• Problem requirements
Read the lines that follow and pick out every one containing the word "Help".

"""

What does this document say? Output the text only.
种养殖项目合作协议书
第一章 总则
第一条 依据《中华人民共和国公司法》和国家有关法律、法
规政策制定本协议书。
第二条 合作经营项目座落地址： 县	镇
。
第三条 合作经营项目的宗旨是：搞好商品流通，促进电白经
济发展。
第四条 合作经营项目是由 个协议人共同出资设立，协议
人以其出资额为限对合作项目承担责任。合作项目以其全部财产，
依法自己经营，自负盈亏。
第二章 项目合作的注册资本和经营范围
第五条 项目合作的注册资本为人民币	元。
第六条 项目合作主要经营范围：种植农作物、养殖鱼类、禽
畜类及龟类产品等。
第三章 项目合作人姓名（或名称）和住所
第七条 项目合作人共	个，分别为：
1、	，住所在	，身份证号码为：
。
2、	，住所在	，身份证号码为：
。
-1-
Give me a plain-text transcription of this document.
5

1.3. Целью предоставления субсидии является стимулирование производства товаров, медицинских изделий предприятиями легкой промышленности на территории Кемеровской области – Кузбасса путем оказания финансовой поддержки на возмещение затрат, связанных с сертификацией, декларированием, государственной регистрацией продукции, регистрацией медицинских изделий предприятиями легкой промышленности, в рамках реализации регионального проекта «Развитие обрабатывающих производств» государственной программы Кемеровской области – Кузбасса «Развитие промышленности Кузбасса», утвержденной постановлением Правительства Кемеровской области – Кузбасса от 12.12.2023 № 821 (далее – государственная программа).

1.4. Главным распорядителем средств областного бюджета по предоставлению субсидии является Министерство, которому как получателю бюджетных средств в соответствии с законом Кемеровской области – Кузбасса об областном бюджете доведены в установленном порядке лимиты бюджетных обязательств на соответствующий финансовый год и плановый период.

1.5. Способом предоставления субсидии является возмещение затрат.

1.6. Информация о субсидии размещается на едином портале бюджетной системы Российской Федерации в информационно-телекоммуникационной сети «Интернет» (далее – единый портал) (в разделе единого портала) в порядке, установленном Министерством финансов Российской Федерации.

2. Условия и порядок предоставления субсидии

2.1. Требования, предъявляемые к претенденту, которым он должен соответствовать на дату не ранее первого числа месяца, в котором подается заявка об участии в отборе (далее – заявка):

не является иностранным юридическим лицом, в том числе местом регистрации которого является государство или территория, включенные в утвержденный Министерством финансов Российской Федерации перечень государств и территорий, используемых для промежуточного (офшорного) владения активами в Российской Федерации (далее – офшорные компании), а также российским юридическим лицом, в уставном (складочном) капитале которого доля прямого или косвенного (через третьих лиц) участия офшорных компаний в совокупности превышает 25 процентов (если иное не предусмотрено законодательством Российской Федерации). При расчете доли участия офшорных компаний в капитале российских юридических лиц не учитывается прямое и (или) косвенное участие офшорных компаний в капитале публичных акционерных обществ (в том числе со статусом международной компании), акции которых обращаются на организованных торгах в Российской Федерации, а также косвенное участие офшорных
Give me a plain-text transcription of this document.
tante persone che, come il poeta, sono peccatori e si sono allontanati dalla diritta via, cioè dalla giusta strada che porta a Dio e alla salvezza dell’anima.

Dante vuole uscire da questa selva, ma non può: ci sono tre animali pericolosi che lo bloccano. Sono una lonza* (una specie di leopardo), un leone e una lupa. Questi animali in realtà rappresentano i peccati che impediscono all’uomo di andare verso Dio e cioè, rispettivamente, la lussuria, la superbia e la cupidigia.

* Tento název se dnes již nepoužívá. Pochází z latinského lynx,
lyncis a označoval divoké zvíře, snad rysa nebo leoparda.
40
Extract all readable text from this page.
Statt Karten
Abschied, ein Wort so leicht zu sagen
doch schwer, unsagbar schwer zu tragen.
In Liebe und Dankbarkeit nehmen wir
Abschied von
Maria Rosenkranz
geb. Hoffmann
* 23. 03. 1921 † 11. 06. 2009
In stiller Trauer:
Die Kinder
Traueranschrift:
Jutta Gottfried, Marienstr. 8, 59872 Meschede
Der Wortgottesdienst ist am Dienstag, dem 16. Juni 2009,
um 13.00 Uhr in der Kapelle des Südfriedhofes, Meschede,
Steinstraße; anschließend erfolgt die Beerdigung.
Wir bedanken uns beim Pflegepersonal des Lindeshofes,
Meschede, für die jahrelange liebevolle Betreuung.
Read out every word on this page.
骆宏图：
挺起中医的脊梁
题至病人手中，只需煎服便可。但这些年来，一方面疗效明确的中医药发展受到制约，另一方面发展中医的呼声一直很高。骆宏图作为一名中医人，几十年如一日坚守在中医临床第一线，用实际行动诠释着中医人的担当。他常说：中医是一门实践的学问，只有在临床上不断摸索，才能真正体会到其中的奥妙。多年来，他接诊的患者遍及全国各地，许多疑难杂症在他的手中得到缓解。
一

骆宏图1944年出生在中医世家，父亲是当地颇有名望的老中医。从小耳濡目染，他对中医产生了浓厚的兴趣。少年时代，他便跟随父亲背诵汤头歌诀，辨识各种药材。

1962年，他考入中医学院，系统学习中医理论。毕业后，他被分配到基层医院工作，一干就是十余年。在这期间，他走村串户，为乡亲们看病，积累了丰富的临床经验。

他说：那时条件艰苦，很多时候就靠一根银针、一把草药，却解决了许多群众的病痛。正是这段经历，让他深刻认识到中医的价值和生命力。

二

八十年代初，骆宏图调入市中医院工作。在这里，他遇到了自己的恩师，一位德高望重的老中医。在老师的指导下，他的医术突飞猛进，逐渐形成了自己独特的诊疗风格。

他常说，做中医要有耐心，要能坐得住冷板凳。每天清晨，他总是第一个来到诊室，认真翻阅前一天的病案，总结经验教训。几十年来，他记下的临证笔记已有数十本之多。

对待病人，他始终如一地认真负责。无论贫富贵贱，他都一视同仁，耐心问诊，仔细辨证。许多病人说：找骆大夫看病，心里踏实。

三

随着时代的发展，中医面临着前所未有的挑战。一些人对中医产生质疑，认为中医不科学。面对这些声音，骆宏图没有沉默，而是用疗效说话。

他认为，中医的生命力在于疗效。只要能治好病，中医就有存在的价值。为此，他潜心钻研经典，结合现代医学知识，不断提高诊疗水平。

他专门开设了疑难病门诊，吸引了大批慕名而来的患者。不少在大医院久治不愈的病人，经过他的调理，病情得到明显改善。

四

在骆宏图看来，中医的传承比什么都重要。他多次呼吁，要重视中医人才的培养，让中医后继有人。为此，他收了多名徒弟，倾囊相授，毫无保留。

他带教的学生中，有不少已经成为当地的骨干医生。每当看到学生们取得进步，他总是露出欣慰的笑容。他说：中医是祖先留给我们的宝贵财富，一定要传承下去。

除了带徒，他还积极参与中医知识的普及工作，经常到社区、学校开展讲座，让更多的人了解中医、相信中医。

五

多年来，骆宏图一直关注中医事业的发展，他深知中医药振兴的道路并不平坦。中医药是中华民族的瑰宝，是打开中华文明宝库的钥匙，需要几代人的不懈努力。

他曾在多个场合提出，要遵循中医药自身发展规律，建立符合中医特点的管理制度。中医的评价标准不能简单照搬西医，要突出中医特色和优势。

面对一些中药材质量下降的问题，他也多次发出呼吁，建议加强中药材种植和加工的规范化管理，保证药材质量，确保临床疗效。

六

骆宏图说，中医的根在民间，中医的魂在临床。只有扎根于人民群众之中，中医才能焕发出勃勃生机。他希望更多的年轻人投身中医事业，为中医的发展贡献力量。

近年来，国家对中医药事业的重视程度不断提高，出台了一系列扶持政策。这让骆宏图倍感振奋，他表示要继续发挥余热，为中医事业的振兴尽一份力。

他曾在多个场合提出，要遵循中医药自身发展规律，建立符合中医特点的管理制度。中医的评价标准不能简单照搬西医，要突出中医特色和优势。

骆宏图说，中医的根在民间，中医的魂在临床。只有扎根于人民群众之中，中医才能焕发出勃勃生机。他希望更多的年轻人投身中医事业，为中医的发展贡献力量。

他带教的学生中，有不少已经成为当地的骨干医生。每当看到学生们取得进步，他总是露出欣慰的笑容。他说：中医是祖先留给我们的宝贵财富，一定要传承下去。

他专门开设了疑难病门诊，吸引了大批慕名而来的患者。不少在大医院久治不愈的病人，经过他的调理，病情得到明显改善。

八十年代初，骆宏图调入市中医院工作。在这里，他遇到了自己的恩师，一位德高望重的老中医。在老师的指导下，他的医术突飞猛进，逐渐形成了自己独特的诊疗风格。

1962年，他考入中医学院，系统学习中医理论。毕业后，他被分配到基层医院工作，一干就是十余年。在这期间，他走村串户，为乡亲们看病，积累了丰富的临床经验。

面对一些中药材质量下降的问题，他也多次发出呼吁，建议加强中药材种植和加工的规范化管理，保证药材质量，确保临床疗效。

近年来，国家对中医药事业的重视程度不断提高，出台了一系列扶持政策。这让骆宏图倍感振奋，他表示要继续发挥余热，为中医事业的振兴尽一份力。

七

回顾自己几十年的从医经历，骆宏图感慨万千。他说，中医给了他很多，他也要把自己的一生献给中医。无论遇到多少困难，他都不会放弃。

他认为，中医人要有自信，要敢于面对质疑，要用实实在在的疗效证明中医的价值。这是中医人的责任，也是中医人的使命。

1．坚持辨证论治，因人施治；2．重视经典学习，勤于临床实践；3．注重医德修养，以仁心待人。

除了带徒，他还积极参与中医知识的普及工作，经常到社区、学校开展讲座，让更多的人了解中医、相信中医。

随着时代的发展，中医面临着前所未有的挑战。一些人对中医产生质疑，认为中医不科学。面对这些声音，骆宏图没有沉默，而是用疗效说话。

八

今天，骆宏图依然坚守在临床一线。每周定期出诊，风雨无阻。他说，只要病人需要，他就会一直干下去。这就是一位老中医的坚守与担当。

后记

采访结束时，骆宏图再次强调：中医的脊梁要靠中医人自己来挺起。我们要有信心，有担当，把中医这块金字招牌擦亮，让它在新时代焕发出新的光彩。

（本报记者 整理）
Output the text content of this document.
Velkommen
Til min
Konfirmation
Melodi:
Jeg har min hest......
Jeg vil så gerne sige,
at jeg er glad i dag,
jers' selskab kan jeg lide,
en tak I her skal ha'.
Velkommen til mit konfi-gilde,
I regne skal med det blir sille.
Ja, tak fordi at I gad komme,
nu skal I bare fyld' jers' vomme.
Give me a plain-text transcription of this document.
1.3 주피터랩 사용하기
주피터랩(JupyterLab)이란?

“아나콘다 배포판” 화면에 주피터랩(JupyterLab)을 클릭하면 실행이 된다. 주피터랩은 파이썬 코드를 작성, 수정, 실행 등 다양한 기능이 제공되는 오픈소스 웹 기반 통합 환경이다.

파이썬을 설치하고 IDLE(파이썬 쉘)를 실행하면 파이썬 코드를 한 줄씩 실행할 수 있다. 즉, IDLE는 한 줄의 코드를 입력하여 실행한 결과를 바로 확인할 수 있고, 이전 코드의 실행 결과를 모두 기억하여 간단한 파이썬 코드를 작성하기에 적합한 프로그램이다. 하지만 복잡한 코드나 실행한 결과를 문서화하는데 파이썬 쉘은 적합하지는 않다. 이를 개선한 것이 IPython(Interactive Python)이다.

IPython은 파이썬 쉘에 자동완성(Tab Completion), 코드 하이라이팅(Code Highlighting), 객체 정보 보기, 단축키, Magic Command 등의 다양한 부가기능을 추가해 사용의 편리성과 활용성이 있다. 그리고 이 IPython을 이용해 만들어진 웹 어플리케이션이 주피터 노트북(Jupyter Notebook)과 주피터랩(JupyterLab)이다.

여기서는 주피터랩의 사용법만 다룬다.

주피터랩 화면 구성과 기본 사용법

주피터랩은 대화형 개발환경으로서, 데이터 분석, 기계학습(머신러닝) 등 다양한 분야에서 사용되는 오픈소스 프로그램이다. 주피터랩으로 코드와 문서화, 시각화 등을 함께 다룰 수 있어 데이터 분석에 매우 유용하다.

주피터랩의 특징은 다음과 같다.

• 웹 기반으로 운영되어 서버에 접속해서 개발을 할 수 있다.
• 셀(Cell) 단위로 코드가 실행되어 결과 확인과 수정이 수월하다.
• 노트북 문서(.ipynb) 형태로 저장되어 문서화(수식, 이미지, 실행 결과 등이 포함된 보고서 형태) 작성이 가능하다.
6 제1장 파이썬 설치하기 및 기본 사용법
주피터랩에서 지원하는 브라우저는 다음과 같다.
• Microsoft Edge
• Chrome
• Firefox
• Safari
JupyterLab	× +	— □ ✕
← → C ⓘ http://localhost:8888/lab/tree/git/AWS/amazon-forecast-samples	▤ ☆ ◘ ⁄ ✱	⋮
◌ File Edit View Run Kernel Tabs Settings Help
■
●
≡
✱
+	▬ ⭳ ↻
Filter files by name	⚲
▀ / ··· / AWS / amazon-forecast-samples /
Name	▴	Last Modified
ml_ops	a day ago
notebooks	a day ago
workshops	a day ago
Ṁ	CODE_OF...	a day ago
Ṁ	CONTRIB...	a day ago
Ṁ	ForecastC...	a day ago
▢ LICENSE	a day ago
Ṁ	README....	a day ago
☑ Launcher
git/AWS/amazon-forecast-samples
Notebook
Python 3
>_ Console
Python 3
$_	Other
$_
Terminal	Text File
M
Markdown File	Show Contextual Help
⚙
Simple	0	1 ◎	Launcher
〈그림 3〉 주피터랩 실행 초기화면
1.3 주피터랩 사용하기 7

"""

• Correct answer
◌ File Edit View Run Kernel Tabs Settings Help
Markdown File	Show Contextual Help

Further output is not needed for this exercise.